Tally the lines that include the word "control" and reply with nothing but the total.

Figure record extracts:
==*==

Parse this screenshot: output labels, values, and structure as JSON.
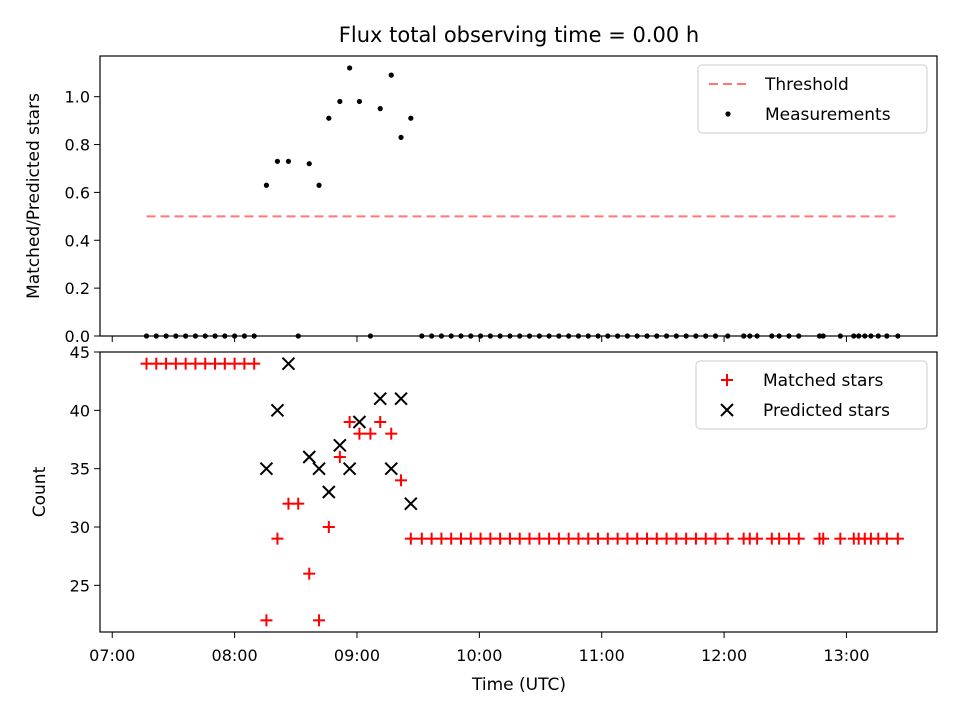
{
  "chart_data": {
    "title": "Flux total observing time = 0.00 h",
    "xlabel": "Time (UTC)",
    "x_ticks": [
      "07:00",
      "08:00",
      "09:00",
      "10:00",
      "11:00",
      "12:00",
      "13:00"
    ],
    "x_tick_hours": [
      7,
      8,
      9,
      10,
      11,
      12,
      13
    ],
    "xlim_hours": [
      6.9,
      13.74
    ],
    "top": {
      "type": "scatter",
      "ylabel": "Matched/Predicted stars",
      "ylim": [
        0,
        1.17
      ],
      "y_ticks": [
        0.0,
        0.2,
        0.4,
        0.6,
        0.8,
        1.0
      ],
      "y_tick_labels": [
        "0.0",
        "0.2",
        "0.4",
        "0.6",
        "0.8",
        "1.0"
      ],
      "threshold": {
        "name": "Threshold",
        "value": 0.5,
        "x_start": 7.28,
        "x_end": 13.4,
        "color": "#ff7777"
      },
      "measurements": {
        "name": "Measurements",
        "color": "#000000",
        "points": [
          [
            7.28,
            0
          ],
          [
            7.36,
            0
          ],
          [
            7.44,
            0
          ],
          [
            7.52,
            0
          ],
          [
            7.6,
            0
          ],
          [
            7.68,
            0
          ],
          [
            7.76,
            0
          ],
          [
            7.84,
            0
          ],
          [
            7.92,
            0
          ],
          [
            8.0,
            0
          ],
          [
            8.08,
            0
          ],
          [
            8.16,
            0
          ],
          [
            8.26,
            0.63
          ],
          [
            8.35,
            0.73
          ],
          [
            8.44,
            0.73
          ],
          [
            8.52,
            0
          ],
          [
            8.61,
            0.72
          ],
          [
            8.69,
            0.63
          ],
          [
            8.77,
            0.91
          ],
          [
            8.86,
            0.98
          ],
          [
            8.94,
            1.12
          ],
          [
            9.02,
            0.98
          ],
          [
            9.11,
            0
          ],
          [
            9.19,
            0.95
          ],
          [
            9.28,
            1.09
          ],
          [
            9.36,
            0.83
          ],
          [
            9.44,
            0.91
          ],
          [
            9.53,
            0
          ],
          [
            9.61,
            0
          ],
          [
            9.69,
            0
          ],
          [
            9.77,
            0
          ],
          [
            9.85,
            0
          ],
          [
            9.93,
            0
          ],
          [
            10.01,
            0
          ],
          [
            10.09,
            0
          ],
          [
            10.17,
            0
          ],
          [
            10.25,
            0
          ],
          [
            10.33,
            0
          ],
          [
            10.41,
            0
          ],
          [
            10.49,
            0
          ],
          [
            10.57,
            0
          ],
          [
            10.65,
            0
          ],
          [
            10.73,
            0
          ],
          [
            10.81,
            0
          ],
          [
            10.89,
            0
          ],
          [
            10.97,
            0
          ],
          [
            11.05,
            0
          ],
          [
            11.13,
            0
          ],
          [
            11.21,
            0
          ],
          [
            11.29,
            0
          ],
          [
            11.37,
            0
          ],
          [
            11.45,
            0
          ],
          [
            11.53,
            0
          ],
          [
            11.61,
            0
          ],
          [
            11.69,
            0
          ],
          [
            11.77,
            0
          ],
          [
            11.85,
            0
          ],
          [
            11.93,
            0
          ],
          [
            12.03,
            0
          ],
          [
            12.16,
            0
          ],
          [
            12.21,
            0
          ],
          [
            12.27,
            0
          ],
          [
            12.39,
            0
          ],
          [
            12.45,
            0
          ],
          [
            12.53,
            0
          ],
          [
            12.61,
            0
          ],
          [
            12.78,
            0
          ],
          [
            12.81,
            0
          ],
          [
            12.95,
            0
          ],
          [
            13.06,
            0
          ],
          [
            13.1,
            0
          ],
          [
            13.15,
            0
          ],
          [
            13.2,
            0
          ],
          [
            13.26,
            0
          ],
          [
            13.33,
            0
          ],
          [
            13.42,
            0
          ]
        ]
      },
      "legend": [
        "Threshold",
        "Measurements"
      ]
    },
    "bottom": {
      "type": "scatter",
      "ylabel": "Count",
      "ylim": [
        21,
        45
      ],
      "y_ticks": [
        25,
        30,
        35,
        40,
        45
      ],
      "y_tick_labels": [
        "25",
        "30",
        "35",
        "40",
        "45"
      ],
      "series": [
        {
          "name": "Matched stars",
          "marker": "plus",
          "color": "#ff0000",
          "points": [
            [
              7.28,
              44
            ],
            [
              7.36,
              44
            ],
            [
              7.44,
              44
            ],
            [
              7.52,
              44
            ],
            [
              7.6,
              44
            ],
            [
              7.68,
              44
            ],
            [
              7.76,
              44
            ],
            [
              7.84,
              44
            ],
            [
              7.92,
              44
            ],
            [
              8.0,
              44
            ],
            [
              8.08,
              44
            ],
            [
              8.16,
              44
            ],
            [
              8.26,
              22
            ],
            [
              8.35,
              29
            ],
            [
              8.44,
              32
            ],
            [
              8.52,
              32
            ],
            [
              8.61,
              26
            ],
            [
              8.69,
              22
            ],
            [
              8.77,
              30
            ],
            [
              8.86,
              36
            ],
            [
              8.94,
              39
            ],
            [
              9.02,
              38
            ],
            [
              9.11,
              38
            ],
            [
              9.19,
              39
            ],
            [
              9.28,
              38
            ],
            [
              9.36,
              34
            ],
            [
              9.44,
              29
            ],
            [
              9.53,
              29
            ],
            [
              9.61,
              29
            ],
            [
              9.69,
              29
            ],
            [
              9.77,
              29
            ],
            [
              9.85,
              29
            ],
            [
              9.93,
              29
            ],
            [
              10.01,
              29
            ],
            [
              10.09,
              29
            ],
            [
              10.17,
              29
            ],
            [
              10.25,
              29
            ],
            [
              10.33,
              29
            ],
            [
              10.41,
              29
            ],
            [
              10.49,
              29
            ],
            [
              10.57,
              29
            ],
            [
              10.65,
              29
            ],
            [
              10.73,
              29
            ],
            [
              10.81,
              29
            ],
            [
              10.89,
              29
            ],
            [
              10.97,
              29
            ],
            [
              11.05,
              29
            ],
            [
              11.13,
              29
            ],
            [
              11.21,
              29
            ],
            [
              11.29,
              29
            ],
            [
              11.37,
              29
            ],
            [
              11.45,
              29
            ],
            [
              11.53,
              29
            ],
            [
              11.61,
              29
            ],
            [
              11.69,
              29
            ],
            [
              11.77,
              29
            ],
            [
              11.85,
              29
            ],
            [
              11.93,
              29
            ],
            [
              12.03,
              29
            ],
            [
              12.16,
              29
            ],
            [
              12.21,
              29
            ],
            [
              12.27,
              29
            ],
            [
              12.39,
              29
            ],
            [
              12.45,
              29
            ],
            [
              12.53,
              29
            ],
            [
              12.61,
              29
            ],
            [
              12.78,
              29
            ],
            [
              12.81,
              29
            ],
            [
              12.95,
              29
            ],
            [
              13.06,
              29
            ],
            [
              13.1,
              29
            ],
            [
              13.15,
              29
            ],
            [
              13.2,
              29
            ],
            [
              13.26,
              29
            ],
            [
              13.33,
              29
            ],
            [
              13.42,
              29
            ]
          ]
        },
        {
          "name": "Predicted stars",
          "marker": "x",
          "color": "#000000",
          "points": [
            [
              8.26,
              35
            ],
            [
              8.35,
              40
            ],
            [
              8.44,
              44
            ],
            [
              8.61,
              36
            ],
            [
              8.69,
              35
            ],
            [
              8.77,
              33
            ],
            [
              8.86,
              37
            ],
            [
              8.94,
              35
            ],
            [
              9.02,
              39
            ],
            [
              9.19,
              41
            ],
            [
              9.28,
              35
            ],
            [
              9.36,
              41
            ],
            [
              9.44,
              32
            ]
          ]
        }
      ],
      "legend": [
        "Matched stars",
        "Predicted stars"
      ]
    }
  }
}
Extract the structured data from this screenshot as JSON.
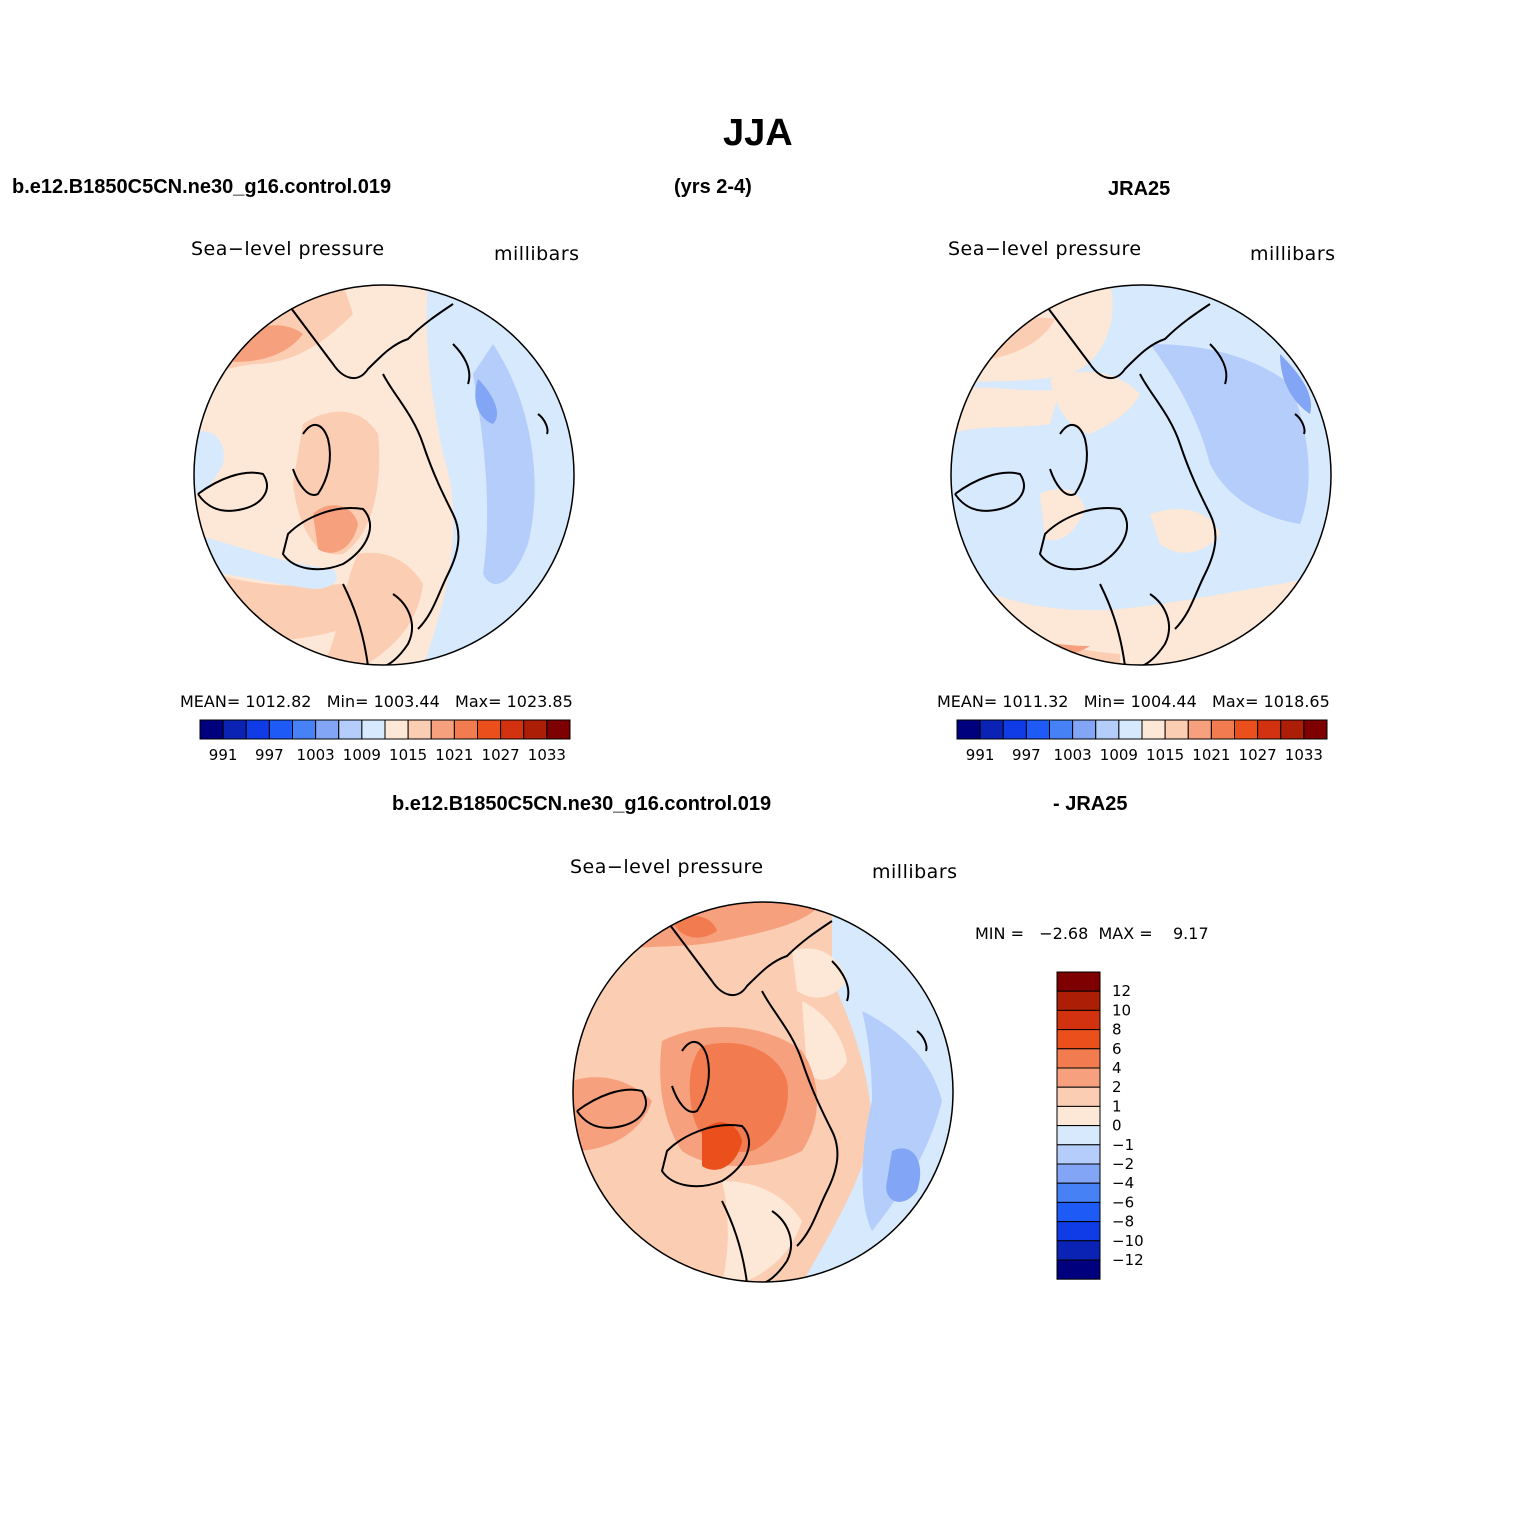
{
  "figure": {
    "title": "JJA",
    "case_name": "b.e12.B1850C5CN.ne30_g16.control.019",
    "years": "(yrs 2-4)",
    "obs_name": "JRA25",
    "diff_case_name": "b.e12.B1850C5CN.ne30_g16.control.019",
    "diff_obs_name": "- JRA25"
  },
  "panels": {
    "model": {
      "variable": "Sea−level pressure",
      "units": "millibars",
      "stats": "MEAN= 1012.82   Min= 1003.44   Max= 1023.85"
    },
    "obs": {
      "variable": "Sea−level pressure",
      "units": "millibars",
      "stats": "MEAN= 1011.32   Min= 1004.44   Max= 1018.65"
    },
    "diff": {
      "variable": "Sea−level pressure",
      "units": "millibars",
      "stats": "MIN =   −2.68  MAX =    9.17"
    }
  },
  "colorbars": {
    "abs": {
      "colors": [
        "#00007f",
        "#0a23b4",
        "#0f3ce6",
        "#1e5af5",
        "#4682f5",
        "#82a5f5",
        "#b4cdfa",
        "#d7e9fc",
        "#fde7d6",
        "#fbcdb2",
        "#f6a07d",
        "#f27b50",
        "#ea4f1c",
        "#d2320f",
        "#ac1f06",
        "#7e0000"
      ],
      "labels": [
        "991",
        "997",
        "1003",
        "1009",
        "1015",
        "1021",
        "1027",
        "1033"
      ]
    },
    "diff": {
      "colors": [
        "#7e0000",
        "#ac1f06",
        "#d2320f",
        "#ea4f1c",
        "#f27b50",
        "#f6a07d",
        "#fbcdb2",
        "#fde7d6",
        "#d7e9fc",
        "#b4cdfa",
        "#82a5f5",
        "#4682f5",
        "#1e5af5",
        "#0f3ce6",
        "#0a23b4",
        "#00007f"
      ],
      "labels": [
        "12",
        "10",
        "8",
        "6",
        "4",
        "2",
        "1",
        "0",
        "−1",
        "−2",
        "−4",
        "−6",
        "−8",
        "−10",
        "−12"
      ]
    }
  }
}
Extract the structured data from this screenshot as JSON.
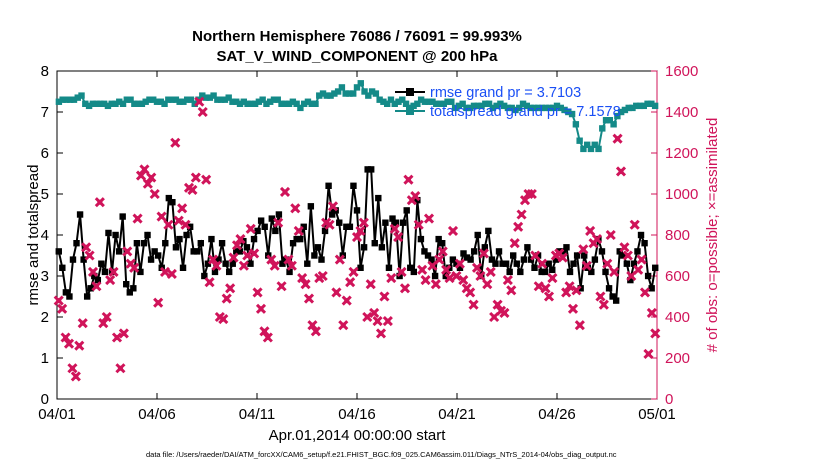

==*==

__THE COMPLETED TASK__
2